Copy the data below line for line, changing nothing.

********

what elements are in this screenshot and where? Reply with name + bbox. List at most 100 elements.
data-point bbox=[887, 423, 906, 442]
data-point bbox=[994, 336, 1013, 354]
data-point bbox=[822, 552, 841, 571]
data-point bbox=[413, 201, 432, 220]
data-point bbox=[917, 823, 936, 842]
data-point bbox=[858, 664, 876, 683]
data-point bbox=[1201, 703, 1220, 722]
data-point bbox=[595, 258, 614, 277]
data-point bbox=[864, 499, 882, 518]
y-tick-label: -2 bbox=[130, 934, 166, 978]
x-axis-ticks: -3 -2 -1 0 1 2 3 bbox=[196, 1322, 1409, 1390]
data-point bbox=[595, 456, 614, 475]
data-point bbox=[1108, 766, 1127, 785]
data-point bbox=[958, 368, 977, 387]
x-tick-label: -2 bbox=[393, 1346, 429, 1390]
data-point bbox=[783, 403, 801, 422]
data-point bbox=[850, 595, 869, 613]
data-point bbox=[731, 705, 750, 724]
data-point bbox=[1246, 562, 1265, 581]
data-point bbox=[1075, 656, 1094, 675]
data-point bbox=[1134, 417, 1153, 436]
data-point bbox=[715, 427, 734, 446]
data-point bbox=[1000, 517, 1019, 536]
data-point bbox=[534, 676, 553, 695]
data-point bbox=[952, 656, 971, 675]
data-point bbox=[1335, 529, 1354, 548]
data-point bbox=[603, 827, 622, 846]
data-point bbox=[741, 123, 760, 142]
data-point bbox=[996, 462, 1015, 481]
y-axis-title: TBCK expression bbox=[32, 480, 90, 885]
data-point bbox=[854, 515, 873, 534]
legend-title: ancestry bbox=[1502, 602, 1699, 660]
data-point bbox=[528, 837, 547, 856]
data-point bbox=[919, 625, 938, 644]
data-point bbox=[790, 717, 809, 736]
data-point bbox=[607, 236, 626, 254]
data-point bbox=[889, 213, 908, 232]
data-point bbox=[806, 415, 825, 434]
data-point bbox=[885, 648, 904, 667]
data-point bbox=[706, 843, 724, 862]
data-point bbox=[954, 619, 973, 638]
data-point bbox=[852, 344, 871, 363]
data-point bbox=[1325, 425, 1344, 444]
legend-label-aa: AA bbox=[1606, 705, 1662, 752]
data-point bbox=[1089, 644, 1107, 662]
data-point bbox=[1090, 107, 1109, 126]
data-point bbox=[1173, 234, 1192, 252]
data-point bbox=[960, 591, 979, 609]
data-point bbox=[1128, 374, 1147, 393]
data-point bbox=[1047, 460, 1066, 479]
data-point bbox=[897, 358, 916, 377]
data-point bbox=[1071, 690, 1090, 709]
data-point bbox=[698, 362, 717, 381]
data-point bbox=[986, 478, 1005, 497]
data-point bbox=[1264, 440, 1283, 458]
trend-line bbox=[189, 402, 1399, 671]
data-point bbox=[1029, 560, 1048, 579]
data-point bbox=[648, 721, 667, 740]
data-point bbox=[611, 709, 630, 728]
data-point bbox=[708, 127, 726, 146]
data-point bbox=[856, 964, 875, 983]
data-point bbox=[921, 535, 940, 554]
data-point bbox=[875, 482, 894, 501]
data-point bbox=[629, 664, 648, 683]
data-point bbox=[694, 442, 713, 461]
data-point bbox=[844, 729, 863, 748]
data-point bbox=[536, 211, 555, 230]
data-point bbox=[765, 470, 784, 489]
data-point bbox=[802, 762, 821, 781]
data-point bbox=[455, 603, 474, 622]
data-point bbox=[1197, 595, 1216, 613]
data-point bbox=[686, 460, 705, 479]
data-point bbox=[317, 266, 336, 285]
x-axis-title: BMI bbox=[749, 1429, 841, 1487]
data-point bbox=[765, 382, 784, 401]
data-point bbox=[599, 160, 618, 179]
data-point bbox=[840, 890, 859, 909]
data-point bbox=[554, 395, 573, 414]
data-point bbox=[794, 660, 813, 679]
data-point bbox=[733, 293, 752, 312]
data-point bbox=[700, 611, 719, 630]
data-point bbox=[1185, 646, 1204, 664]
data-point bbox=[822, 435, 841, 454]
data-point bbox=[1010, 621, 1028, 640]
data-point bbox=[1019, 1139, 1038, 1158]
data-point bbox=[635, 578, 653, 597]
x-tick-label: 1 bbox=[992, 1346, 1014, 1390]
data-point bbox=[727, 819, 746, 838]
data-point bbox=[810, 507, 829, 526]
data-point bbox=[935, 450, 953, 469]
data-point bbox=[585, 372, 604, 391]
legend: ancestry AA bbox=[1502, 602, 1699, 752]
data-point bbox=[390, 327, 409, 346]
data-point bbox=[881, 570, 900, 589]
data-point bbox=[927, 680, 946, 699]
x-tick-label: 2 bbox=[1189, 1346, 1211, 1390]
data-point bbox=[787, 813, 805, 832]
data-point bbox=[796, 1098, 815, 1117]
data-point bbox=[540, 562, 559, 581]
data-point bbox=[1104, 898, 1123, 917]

********

▸ Response to the exercise
what elements are in this screenshot and where? Reply with name + bbox. List at most 100 elements.
data-point bbox=[887, 423, 906, 442]
data-point bbox=[994, 336, 1013, 354]
data-point bbox=[822, 552, 841, 571]
data-point bbox=[413, 201, 432, 220]
data-point bbox=[917, 823, 936, 842]
data-point bbox=[858, 664, 876, 683]
data-point bbox=[1201, 703, 1220, 722]
data-point bbox=[595, 258, 614, 277]
data-point bbox=[864, 499, 882, 518]
y-tick-label: -2 bbox=[130, 934, 166, 978]
x-axis-ticks: -3 -2 -1 0 1 2 3 bbox=[196, 1322, 1409, 1390]
data-point bbox=[595, 456, 614, 475]
data-point bbox=[1108, 766, 1127, 785]
data-point bbox=[958, 368, 977, 387]
x-tick-label: -2 bbox=[393, 1346, 429, 1390]
data-point bbox=[783, 403, 801, 422]
data-point bbox=[850, 595, 869, 613]
data-point bbox=[731, 705, 750, 724]
data-point bbox=[1246, 562, 1265, 581]
data-point bbox=[1075, 656, 1094, 675]
data-point bbox=[1134, 417, 1153, 436]
data-point bbox=[715, 427, 734, 446]
data-point bbox=[1000, 517, 1019, 536]
data-point bbox=[534, 676, 553, 695]
data-point bbox=[952, 656, 971, 675]
data-point bbox=[1335, 529, 1354, 548]
data-point bbox=[603, 827, 622, 846]
data-point bbox=[741, 123, 760, 142]
data-point bbox=[996, 462, 1015, 481]
y-axis-title: TBCK expression bbox=[32, 480, 90, 885]
data-point bbox=[854, 515, 873, 534]
legend-title: ancestry bbox=[1502, 602, 1699, 660]
data-point bbox=[528, 837, 547, 856]
data-point bbox=[919, 625, 938, 644]
data-point bbox=[790, 717, 809, 736]
data-point bbox=[607, 236, 626, 254]
data-point bbox=[889, 213, 908, 232]
data-point bbox=[806, 415, 825, 434]
data-point bbox=[885, 648, 904, 667]
data-point bbox=[706, 843, 724, 862]
data-point bbox=[954, 619, 973, 638]
data-point bbox=[852, 344, 871, 363]
data-point bbox=[1325, 425, 1344, 444]
legend-label-aa: AA bbox=[1606, 705, 1662, 752]
data-point bbox=[1089, 644, 1107, 662]
data-point bbox=[1090, 107, 1109, 126]
data-point bbox=[1173, 234, 1192, 252]
data-point bbox=[960, 591, 979, 609]
data-point bbox=[1128, 374, 1147, 393]
data-point bbox=[1047, 460, 1066, 479]
data-point bbox=[897, 358, 916, 377]
data-point bbox=[1071, 690, 1090, 709]
data-point bbox=[698, 362, 717, 381]
data-point bbox=[986, 478, 1005, 497]
data-point bbox=[1264, 440, 1283, 458]
trend-line bbox=[189, 402, 1399, 671]
data-point bbox=[1029, 560, 1048, 579]
data-point bbox=[648, 721, 667, 740]
data-point bbox=[611, 709, 630, 728]
data-point bbox=[708, 127, 726, 146]
data-point bbox=[856, 964, 875, 983]
data-point bbox=[921, 535, 940, 554]
data-point bbox=[875, 482, 894, 501]
data-point bbox=[629, 664, 648, 683]
data-point bbox=[694, 442, 713, 461]
data-point bbox=[844, 729, 863, 748]
data-point bbox=[536, 211, 555, 230]
data-point bbox=[765, 470, 784, 489]
data-point bbox=[802, 762, 821, 781]
data-point bbox=[455, 603, 474, 622]
data-point bbox=[1197, 595, 1216, 613]
data-point bbox=[686, 460, 705, 479]
data-point bbox=[317, 266, 336, 285]
x-axis-title: BMI bbox=[749, 1429, 841, 1487]
data-point bbox=[765, 382, 784, 401]
data-point bbox=[599, 160, 618, 179]
data-point bbox=[840, 890, 859, 909]
data-point bbox=[554, 395, 573, 414]
data-point bbox=[794, 660, 813, 679]
data-point bbox=[733, 293, 752, 312]
data-point bbox=[700, 611, 719, 630]
data-point bbox=[1185, 646, 1204, 664]
data-point bbox=[822, 435, 841, 454]
data-point bbox=[1010, 621, 1028, 640]
data-point bbox=[1019, 1139, 1038, 1158]
data-point bbox=[635, 578, 653, 597]
x-tick-label: 1 bbox=[992, 1346, 1014, 1390]
data-point bbox=[727, 819, 746, 838]
data-point bbox=[810, 507, 829, 526]
data-point bbox=[935, 450, 953, 469]
data-point bbox=[585, 372, 604, 391]
legend: ancestry AA bbox=[1502, 602, 1699, 752]
data-point bbox=[390, 327, 409, 346]
data-point bbox=[881, 570, 900, 589]
data-point bbox=[927, 680, 946, 699]
x-tick-label: 2 bbox=[1189, 1346, 1211, 1390]
data-point bbox=[787, 813, 805, 832]
data-point bbox=[796, 1098, 815, 1117]
data-point bbox=[540, 562, 559, 581]
data-point bbox=[1104, 898, 1123, 917]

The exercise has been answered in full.